- _Written tasks_:
a) For each statement below, state whether it agrees with the judgment excerpt, answering yes or no and quoting the deciding words of the excerpt. (i) The court a quo considered counsel's submissions on the constitutionality of s 84A. (ii) The appellant's papers named no provision of the Constitution to which s 84A was said to be contrary. (iii) Counsel for the appellant, when asked, identified the constitutional provision relied upon.
b) According to the judgment excerpt, on whose application may an attorney be struck off the roll or suspended from practice under section 22(1) of the Attorneys Act?
c) Write the next part of the judgment excerpt, beginning after its final sentence.

- _Document extract_:
_ _ _ _ _

Section 22(1)(d) of the Attorneys Act reads:


Any person who has been admitted and enrolled as an attorney may on application by the society concerned be struck off the roll or suspended from practice by the court within the jurisdiction of which he practises -

. . .

(d) if he, in the discretion of the court, is not a fit and proper person to continue to practise as an attorney.’


Clearly, then the respondent, by virtue of the provisions of s 84A of the Attorneys Act had authority in the present matter to institute proceedings against the appellant for an order in terms of s 22(1)(d).


[17] But, says counsel for the appellant, s 84A is unconstitutional in that its confers upon the respondent the power to supervise practitioners in the former TBVC8 States, whereas those practitioners are not members of the respondent. It appears from its judgment that the court a quo did not consider counsel’s submissions in this regard. This, to my mind, is not surprising. There is nothing in the appellant’s papers to substantiate the allegation of the unconstitutionality of s 84A. There is no mention of any provision of the Constitution to which s 84A is said to be contrary. In Prince v President, Cape Law Society and others9 Ngcobo J said:

Parties who challenge the constitutionality of a provision in a statute must raise the constitutionality of the provisions sought to be challenged at the time they institute legal proceedings. In addition, a party must place before the Court information relevant to the determination of the constitutionality of the impugned provisions. . . . The placing of the relevant information is necessary to warn the other party of the case it will have to meet, so as to allow it the opportunity to present factual material and legal argument to meet that case.’10


When asked on which provision of the Constitution the appellant relied for the alleged unconstitutionality of s 84A counsel was unable to point to any. Nothing further needs be said on this issue.

_ _ _ _ _

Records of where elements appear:
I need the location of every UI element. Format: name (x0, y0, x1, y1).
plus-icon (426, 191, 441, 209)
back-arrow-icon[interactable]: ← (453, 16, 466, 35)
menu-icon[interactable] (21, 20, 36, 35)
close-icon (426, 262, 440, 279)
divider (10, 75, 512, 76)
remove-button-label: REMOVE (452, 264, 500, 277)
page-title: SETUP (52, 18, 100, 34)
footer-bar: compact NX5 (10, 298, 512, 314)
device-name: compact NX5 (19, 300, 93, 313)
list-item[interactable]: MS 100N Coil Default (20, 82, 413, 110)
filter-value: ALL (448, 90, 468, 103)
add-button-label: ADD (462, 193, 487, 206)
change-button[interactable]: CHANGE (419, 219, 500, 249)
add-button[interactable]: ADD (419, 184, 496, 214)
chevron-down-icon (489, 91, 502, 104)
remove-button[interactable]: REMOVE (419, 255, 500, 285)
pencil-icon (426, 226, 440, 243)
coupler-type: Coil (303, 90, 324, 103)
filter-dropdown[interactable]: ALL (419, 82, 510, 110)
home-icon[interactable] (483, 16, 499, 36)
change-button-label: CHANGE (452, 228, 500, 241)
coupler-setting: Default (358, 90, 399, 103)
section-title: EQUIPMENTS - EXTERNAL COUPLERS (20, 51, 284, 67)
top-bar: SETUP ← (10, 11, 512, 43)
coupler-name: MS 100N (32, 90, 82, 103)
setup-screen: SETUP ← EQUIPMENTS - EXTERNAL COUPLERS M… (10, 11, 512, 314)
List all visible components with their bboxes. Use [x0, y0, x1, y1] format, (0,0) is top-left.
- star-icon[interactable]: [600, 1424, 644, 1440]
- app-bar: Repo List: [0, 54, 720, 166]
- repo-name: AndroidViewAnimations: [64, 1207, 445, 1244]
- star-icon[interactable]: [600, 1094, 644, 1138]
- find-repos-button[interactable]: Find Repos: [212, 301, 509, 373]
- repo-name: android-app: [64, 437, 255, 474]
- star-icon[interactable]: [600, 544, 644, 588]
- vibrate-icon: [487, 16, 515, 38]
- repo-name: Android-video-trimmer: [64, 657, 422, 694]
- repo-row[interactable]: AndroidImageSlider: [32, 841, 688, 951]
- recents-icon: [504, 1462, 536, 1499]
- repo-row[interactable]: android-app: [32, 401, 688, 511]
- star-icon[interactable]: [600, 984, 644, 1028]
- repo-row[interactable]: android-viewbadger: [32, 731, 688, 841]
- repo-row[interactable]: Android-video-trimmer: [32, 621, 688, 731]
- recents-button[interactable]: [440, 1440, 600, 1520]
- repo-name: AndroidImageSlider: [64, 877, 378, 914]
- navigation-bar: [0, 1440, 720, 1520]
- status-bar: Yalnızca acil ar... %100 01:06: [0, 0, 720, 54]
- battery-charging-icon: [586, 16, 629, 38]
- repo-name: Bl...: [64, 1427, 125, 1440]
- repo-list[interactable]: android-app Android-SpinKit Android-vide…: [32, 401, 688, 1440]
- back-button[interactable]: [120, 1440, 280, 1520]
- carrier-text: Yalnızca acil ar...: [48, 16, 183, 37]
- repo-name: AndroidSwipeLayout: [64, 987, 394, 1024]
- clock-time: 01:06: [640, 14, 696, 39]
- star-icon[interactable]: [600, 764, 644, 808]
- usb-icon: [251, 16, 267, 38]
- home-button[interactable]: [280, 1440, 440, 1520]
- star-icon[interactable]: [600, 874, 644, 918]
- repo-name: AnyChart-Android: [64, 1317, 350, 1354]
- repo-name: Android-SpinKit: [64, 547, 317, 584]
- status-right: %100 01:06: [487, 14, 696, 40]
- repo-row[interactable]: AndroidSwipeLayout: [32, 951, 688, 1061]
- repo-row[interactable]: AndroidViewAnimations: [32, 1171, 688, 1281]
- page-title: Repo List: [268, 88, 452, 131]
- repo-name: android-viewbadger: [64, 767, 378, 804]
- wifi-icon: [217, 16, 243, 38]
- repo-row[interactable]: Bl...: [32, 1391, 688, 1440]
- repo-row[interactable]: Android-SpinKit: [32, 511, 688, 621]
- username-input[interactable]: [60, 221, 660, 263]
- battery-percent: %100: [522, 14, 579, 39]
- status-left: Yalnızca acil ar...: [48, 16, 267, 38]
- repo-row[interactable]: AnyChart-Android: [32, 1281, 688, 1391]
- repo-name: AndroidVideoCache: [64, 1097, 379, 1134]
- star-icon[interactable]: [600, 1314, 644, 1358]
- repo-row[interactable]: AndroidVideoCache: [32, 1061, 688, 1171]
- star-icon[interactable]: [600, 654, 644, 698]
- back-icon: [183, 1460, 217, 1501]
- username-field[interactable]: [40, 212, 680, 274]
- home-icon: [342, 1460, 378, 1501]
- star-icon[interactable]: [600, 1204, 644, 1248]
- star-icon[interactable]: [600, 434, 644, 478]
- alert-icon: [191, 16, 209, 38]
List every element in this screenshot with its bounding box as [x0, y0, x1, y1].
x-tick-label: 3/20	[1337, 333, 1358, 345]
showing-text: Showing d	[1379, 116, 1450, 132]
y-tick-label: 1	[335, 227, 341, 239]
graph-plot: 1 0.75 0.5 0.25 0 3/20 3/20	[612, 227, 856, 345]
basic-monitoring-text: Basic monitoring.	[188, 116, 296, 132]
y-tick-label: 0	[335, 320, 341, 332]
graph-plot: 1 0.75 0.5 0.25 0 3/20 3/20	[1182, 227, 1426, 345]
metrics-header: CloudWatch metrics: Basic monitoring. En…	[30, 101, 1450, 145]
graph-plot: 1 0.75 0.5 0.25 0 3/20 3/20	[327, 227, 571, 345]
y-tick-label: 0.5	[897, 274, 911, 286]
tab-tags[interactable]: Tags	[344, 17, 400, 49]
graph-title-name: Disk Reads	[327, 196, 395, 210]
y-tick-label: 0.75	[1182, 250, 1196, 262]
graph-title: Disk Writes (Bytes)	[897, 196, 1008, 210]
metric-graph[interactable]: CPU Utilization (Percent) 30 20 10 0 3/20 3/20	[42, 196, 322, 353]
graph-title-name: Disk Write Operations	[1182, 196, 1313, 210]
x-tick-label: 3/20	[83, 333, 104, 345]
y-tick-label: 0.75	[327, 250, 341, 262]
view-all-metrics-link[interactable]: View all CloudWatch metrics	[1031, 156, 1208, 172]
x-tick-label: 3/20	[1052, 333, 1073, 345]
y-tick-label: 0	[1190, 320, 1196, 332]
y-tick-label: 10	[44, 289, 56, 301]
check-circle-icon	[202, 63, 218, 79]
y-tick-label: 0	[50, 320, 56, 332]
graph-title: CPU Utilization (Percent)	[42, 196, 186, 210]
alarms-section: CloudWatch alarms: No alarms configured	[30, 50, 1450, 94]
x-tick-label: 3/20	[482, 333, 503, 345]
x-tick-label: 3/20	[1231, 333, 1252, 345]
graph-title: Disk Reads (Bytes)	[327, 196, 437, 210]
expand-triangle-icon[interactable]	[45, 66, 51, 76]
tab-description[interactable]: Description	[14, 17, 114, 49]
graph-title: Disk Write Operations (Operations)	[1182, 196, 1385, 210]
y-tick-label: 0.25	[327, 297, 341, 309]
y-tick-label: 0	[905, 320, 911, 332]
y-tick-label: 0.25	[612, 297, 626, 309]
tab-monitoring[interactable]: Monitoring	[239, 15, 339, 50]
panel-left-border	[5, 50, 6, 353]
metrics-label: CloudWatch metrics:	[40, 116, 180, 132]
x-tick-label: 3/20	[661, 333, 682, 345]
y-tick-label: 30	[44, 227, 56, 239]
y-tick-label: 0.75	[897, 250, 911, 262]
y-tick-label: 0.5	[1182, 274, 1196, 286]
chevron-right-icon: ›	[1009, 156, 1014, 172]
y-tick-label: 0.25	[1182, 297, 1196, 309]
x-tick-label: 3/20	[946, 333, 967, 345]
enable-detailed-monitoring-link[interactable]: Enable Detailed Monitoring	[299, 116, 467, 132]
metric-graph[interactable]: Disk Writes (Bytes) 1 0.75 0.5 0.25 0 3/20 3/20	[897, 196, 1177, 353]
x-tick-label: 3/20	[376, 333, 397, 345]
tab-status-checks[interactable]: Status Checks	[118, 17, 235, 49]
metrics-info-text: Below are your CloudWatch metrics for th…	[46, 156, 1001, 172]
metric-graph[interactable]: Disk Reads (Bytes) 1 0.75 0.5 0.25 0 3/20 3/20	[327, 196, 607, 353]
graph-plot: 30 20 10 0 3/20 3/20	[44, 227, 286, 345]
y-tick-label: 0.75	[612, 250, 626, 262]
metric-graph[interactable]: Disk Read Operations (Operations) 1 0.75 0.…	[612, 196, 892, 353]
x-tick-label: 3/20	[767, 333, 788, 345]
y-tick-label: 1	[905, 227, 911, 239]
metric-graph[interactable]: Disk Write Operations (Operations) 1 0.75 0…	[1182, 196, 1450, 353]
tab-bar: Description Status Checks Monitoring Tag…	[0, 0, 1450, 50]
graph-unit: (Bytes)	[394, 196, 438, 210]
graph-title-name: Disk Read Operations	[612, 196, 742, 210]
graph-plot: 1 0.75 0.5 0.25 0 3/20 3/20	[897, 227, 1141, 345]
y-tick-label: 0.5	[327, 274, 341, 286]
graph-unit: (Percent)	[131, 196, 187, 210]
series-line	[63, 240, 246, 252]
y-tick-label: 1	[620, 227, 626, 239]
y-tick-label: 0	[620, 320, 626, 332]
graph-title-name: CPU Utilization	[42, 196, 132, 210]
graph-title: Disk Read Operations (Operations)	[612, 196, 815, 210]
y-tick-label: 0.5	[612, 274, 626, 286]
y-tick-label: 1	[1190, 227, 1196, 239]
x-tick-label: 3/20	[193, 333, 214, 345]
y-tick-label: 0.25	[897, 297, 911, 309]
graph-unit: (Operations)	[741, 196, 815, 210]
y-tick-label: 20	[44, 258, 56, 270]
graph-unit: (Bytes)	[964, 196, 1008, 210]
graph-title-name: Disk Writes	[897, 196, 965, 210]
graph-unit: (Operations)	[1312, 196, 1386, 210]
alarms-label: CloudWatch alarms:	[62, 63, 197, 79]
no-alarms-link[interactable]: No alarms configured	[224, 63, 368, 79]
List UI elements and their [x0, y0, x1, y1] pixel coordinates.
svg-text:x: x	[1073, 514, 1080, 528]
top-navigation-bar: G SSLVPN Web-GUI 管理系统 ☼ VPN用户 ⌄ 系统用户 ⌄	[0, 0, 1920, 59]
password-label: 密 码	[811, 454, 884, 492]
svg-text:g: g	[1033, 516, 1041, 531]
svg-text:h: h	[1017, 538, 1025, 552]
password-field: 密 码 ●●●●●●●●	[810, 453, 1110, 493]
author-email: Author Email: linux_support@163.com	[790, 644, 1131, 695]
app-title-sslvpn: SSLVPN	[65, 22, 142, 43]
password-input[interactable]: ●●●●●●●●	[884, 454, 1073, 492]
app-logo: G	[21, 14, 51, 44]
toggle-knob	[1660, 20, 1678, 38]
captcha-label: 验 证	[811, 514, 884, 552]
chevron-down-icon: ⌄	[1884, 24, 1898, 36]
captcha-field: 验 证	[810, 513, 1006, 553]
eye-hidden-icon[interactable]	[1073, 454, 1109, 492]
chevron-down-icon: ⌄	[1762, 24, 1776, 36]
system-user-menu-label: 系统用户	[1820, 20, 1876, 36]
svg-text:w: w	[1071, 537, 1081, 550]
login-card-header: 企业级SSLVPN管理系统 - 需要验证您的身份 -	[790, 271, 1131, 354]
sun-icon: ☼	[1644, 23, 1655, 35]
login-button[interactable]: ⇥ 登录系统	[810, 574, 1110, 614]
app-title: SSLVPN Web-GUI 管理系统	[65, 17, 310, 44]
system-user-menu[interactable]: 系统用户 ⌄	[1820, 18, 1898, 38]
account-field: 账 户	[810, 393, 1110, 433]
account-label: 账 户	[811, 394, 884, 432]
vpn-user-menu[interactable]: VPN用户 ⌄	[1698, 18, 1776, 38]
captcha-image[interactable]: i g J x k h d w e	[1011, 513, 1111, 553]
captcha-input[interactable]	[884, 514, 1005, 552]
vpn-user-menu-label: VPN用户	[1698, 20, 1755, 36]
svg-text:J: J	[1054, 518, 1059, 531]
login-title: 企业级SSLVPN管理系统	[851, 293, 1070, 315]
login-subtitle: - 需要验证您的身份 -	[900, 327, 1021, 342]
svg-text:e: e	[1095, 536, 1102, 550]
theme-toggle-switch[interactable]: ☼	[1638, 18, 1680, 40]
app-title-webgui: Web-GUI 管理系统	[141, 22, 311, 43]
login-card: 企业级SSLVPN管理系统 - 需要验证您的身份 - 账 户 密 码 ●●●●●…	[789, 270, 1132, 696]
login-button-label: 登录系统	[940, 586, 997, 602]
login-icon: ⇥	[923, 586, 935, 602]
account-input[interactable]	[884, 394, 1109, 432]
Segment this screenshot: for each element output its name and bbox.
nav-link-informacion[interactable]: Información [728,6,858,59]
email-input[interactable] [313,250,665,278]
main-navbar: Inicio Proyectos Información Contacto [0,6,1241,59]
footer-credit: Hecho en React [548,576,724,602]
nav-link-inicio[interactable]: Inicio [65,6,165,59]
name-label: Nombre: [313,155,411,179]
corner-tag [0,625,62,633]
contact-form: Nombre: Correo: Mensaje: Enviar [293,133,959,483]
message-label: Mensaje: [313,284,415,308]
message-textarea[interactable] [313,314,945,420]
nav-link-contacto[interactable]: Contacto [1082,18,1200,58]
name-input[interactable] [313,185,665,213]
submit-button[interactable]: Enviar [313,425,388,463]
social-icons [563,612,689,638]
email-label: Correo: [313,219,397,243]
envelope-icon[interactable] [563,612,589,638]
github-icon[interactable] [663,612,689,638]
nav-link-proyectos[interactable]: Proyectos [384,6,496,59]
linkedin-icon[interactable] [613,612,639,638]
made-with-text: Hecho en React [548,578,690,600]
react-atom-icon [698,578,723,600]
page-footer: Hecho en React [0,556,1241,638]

_ _ _ _ _

- _Responses to the exercise_:
a)
(i) No: "It appears from its judgment that the court a quo did not consider counsel’s submissions in this regard."
(ii) Yes: "There is no mention of any provision of the Constitution to which s 84A is said to be contrary."
(iii) No: "When asked on which provision of the Constitution the appellant relied for the alleged unconstitutionality of s 84A counsel was unable to point to any."

b) On application by the society concerned.

c)
[18] The next issue to be considered is the complaint against the refusal of the court a quo to grant the appellant an extension of time within which to deliver his answering affidavit. Although it opposed the application, the respondent did not file opposing papers, understandably so, because the papers in respect of the application for a postponement were only delivered four days before the date of hearing of the main application.


[19] The appellant makes the following allegations in his affidavit in support of the application for an extension of time:

4 The reason why I am late for filing of the aforesaid documents is that I was unable to consult with counsel and my Attorneys of Record. I was failing to come to terms with my fate and couldn’t concentrate. In three previous consultations that we tried to have with my Attorneys of Record I broke down several times and couldn’t narrate my version of events thoroughly.


5 It is only yesterday that I was able to consult fully with counsel, Adv. Sikhwari. Unfortunately, it could not have been possible for Counsel to cause my Answering Affidavit on the merits to be drafted, typed, served to Appellant’s Attorneys and filed of Record.


6 I wish to state that Counsel is already at an advanced stage with preparations for my Answering Affidavit. However, it is my submissions that in the meantime, the matter may be heard on point in limine only, if this Honourable Court is pleased.


7 Another factor which has aggravated the delay is my health. For the past years my health has been deteriorating, more particularly after having been served with the papers for this Application.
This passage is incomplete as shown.